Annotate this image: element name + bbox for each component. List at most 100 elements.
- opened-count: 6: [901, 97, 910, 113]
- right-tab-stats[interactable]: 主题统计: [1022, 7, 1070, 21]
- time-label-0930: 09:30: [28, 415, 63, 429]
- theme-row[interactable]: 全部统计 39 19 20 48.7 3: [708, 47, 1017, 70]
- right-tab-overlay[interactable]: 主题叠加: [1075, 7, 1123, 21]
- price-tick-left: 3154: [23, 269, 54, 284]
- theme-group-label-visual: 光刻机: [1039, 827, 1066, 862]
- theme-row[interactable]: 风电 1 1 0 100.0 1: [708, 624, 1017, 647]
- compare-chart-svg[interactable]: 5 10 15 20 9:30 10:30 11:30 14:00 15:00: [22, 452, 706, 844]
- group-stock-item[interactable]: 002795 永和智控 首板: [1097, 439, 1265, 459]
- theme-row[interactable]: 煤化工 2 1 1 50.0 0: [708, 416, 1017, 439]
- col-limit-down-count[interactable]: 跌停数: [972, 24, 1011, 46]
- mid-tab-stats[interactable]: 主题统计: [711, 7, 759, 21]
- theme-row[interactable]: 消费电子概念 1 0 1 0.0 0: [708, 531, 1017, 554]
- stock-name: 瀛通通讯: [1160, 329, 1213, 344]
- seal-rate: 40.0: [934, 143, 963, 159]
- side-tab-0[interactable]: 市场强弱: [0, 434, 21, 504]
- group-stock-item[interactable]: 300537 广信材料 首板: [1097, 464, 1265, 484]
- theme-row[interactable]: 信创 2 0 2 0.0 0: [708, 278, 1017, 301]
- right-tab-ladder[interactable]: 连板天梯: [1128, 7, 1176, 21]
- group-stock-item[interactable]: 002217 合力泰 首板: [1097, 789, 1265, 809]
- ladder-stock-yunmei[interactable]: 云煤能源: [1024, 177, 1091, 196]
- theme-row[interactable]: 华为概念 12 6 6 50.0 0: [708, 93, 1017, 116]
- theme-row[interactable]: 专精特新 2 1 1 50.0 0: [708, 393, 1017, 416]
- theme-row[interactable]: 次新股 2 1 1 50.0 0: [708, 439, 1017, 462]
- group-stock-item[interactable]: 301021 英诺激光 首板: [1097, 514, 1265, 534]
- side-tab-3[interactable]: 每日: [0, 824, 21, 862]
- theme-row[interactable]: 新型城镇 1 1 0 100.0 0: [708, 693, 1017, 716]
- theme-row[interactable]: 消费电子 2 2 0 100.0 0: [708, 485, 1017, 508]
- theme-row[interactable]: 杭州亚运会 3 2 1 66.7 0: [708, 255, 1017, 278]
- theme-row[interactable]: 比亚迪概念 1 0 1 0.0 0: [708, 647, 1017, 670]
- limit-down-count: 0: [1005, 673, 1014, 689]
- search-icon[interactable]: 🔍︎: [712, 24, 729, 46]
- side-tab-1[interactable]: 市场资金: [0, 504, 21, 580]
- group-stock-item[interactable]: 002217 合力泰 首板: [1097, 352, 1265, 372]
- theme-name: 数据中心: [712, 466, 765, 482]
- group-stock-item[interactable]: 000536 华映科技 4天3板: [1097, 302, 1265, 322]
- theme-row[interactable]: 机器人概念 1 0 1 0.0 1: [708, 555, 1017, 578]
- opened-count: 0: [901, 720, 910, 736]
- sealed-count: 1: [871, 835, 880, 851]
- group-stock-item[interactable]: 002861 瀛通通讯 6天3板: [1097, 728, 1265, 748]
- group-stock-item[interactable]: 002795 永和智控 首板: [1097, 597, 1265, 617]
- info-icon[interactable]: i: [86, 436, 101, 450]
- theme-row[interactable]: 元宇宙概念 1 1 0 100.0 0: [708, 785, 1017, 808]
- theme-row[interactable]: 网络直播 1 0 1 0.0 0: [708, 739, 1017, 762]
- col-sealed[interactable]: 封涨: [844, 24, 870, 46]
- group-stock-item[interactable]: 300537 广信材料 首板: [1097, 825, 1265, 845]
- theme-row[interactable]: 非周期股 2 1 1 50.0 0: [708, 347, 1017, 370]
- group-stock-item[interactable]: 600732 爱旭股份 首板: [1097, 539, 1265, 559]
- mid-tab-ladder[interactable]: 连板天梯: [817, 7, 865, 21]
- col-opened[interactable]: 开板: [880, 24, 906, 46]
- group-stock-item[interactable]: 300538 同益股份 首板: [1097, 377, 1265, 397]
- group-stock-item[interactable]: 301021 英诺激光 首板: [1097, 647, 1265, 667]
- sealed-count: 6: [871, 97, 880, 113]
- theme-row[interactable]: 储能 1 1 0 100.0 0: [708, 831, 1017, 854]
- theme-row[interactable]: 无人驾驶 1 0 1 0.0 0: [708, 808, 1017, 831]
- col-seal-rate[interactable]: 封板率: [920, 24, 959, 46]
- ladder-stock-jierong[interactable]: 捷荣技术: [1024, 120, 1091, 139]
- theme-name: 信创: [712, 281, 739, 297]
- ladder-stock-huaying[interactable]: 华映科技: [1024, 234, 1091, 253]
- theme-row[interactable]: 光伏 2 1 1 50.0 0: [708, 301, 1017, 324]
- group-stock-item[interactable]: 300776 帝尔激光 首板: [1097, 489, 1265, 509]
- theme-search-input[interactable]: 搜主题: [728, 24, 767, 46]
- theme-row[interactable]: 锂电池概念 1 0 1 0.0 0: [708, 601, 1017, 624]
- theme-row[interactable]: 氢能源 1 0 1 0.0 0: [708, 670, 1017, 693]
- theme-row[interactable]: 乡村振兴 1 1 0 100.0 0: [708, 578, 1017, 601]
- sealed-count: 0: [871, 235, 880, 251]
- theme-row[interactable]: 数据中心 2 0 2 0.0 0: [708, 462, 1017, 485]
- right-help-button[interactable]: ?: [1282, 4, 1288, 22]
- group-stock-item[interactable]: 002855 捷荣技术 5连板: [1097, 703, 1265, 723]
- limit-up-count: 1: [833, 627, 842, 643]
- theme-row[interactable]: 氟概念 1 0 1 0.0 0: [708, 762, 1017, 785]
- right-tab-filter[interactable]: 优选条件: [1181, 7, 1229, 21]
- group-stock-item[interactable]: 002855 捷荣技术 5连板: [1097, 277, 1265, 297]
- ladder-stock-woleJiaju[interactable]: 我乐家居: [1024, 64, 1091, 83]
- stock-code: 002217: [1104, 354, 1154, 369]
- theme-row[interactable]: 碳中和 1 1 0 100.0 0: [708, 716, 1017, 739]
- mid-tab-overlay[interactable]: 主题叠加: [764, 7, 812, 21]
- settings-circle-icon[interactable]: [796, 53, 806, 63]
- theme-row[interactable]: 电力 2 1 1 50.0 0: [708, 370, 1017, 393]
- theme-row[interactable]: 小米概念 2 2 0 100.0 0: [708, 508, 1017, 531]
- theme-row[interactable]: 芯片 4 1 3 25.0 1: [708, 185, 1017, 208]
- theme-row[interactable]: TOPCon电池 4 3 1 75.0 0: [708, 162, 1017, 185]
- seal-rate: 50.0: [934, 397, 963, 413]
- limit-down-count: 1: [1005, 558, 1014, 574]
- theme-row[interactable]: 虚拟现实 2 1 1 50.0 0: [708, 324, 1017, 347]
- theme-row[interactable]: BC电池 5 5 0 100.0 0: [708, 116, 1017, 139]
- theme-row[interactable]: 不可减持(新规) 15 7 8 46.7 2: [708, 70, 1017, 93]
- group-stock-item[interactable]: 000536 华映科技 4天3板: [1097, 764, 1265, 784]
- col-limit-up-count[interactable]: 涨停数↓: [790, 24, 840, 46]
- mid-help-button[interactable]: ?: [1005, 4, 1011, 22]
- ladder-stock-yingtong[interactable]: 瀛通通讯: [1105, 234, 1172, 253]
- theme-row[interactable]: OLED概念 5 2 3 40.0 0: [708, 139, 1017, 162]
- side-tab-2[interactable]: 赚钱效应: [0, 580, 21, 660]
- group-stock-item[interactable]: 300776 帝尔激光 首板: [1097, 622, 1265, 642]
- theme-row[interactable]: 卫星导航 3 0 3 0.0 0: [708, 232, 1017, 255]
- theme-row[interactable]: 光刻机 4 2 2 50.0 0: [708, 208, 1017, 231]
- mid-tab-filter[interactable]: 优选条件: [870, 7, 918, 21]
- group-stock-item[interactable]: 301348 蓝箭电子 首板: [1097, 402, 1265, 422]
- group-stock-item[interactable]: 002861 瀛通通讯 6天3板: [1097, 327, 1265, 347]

################

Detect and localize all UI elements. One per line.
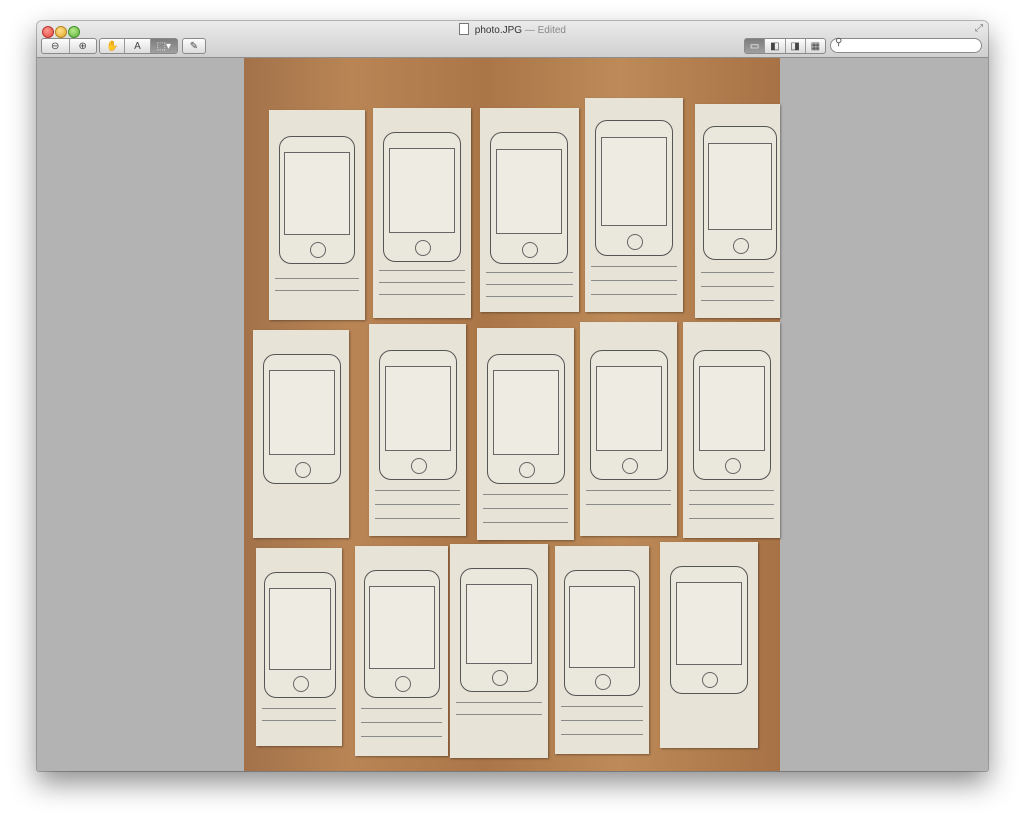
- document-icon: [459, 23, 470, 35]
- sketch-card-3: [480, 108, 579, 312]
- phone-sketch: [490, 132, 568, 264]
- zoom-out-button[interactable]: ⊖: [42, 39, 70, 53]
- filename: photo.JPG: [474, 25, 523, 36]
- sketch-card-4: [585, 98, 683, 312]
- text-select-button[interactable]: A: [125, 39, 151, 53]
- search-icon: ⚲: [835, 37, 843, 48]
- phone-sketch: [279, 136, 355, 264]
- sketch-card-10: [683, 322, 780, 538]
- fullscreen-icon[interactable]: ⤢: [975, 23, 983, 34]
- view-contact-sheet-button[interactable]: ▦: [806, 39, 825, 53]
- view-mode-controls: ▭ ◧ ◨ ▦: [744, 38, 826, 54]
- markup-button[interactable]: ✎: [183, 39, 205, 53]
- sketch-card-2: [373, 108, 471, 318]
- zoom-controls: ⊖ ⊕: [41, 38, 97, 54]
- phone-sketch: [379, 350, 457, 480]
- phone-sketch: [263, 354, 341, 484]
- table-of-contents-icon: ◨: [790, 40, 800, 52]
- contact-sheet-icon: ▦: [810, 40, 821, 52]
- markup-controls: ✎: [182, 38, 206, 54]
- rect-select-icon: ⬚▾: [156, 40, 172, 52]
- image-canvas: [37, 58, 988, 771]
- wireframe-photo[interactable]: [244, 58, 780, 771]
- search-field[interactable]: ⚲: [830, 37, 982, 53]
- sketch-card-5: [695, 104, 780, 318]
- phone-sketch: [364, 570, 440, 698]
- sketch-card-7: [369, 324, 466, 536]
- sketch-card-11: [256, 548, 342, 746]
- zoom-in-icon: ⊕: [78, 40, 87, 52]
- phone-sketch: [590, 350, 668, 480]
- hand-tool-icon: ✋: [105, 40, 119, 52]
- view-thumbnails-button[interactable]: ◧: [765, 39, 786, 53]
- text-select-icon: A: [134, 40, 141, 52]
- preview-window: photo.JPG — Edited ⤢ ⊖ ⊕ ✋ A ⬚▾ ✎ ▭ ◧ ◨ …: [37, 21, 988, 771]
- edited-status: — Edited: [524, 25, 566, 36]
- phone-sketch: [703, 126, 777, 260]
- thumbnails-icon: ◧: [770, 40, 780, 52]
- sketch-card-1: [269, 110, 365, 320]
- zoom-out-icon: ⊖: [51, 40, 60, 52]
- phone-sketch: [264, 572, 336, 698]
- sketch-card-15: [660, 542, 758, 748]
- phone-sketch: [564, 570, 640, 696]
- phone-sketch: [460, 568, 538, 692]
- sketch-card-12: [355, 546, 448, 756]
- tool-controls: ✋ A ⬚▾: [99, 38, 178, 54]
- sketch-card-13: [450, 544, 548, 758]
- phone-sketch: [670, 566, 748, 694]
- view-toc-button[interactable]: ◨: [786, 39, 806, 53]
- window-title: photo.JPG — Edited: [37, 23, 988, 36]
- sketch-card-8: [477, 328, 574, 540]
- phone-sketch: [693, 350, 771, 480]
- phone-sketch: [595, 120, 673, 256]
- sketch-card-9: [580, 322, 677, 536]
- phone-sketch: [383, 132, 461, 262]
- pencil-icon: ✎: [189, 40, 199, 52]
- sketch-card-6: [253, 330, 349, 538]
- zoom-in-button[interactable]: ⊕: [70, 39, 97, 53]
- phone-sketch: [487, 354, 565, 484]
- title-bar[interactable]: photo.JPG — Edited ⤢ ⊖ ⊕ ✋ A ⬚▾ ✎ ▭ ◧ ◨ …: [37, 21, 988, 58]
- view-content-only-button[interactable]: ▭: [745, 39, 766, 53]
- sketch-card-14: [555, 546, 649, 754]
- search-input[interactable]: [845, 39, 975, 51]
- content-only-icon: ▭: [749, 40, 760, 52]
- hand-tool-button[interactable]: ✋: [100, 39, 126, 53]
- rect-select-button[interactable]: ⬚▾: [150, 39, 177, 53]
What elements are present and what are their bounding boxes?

################

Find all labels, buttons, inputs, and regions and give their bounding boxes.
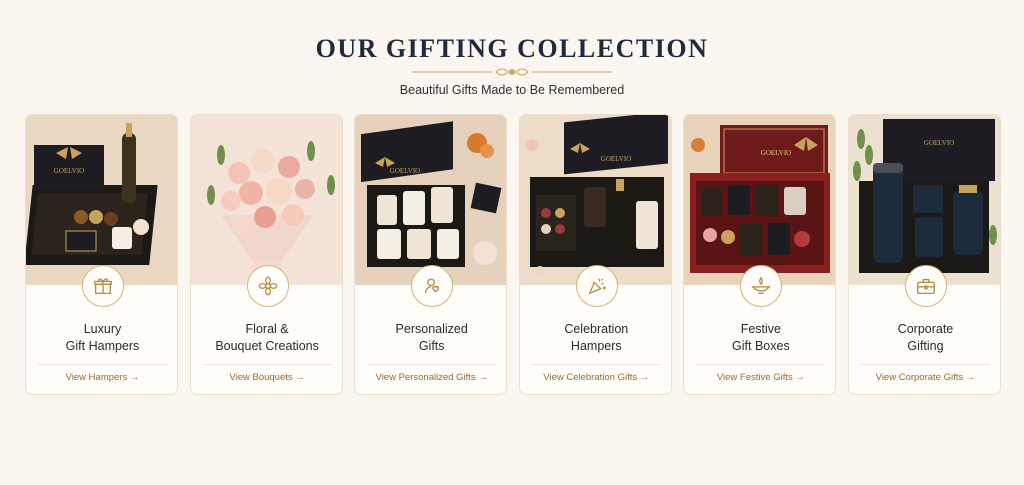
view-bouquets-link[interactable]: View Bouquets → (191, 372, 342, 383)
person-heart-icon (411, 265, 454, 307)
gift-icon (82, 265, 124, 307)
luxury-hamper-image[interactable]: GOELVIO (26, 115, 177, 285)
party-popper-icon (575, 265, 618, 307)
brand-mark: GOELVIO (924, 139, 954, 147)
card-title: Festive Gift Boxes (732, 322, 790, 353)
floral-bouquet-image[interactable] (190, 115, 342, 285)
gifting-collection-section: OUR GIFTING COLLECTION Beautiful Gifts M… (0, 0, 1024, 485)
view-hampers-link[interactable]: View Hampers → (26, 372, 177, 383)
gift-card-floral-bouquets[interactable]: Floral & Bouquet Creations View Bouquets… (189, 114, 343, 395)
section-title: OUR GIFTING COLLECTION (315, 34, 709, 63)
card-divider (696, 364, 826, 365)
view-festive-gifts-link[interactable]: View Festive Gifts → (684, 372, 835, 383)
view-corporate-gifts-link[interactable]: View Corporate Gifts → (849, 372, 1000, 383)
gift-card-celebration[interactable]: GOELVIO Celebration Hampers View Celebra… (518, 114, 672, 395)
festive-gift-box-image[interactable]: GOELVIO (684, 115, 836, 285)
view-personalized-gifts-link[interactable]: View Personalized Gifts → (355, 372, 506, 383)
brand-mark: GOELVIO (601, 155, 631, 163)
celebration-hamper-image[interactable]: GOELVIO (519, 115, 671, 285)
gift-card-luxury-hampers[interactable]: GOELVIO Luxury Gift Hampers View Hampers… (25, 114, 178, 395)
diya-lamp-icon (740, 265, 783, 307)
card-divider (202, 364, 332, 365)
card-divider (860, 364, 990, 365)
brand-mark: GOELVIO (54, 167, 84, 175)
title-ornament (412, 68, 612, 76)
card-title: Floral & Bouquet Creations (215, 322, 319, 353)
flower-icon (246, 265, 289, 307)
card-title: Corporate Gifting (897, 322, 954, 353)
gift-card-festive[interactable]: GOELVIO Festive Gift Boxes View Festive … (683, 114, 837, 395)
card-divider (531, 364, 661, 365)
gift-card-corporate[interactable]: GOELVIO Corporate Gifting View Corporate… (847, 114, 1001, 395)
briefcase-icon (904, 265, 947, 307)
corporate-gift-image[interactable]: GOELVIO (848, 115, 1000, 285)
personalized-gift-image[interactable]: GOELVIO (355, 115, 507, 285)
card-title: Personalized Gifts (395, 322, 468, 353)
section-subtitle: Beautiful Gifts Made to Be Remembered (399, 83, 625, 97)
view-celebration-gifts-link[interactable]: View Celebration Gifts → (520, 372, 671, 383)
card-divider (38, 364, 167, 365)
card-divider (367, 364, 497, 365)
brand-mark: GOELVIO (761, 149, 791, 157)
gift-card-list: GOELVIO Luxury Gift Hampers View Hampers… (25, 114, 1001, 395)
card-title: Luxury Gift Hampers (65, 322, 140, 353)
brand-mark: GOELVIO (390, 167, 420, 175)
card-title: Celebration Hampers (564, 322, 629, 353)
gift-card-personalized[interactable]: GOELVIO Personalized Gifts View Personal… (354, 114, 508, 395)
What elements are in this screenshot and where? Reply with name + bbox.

################

Convert the data from the line containing "view-bouquets-link[interactable]: View Bouquets" down to the line containing "brand-mark: GOELVIO (924, 139, 954, 147)", both included, into a Markdown table with the columns Row and Entry. Number each line in Row, put the line itself in Entry, and skip any blank lines.

| Row | Entry |
|---|---|
| 1 | view-bouquets-link[interactable]: View Bouquets → (191, 372, 342, 383) |
| 2 | person-heart-icon (411, 265, 454, 307) |
| 3 | gift-icon (82, 265, 124, 307) |
| 4 | luxury-hamper-image[interactable]: GOELVIO (26, 115, 177, 285) |
| 5 | party-popper-icon (575, 265, 618, 307) |
| 6 | brand-mark: GOELVIO (924, 139, 954, 147) |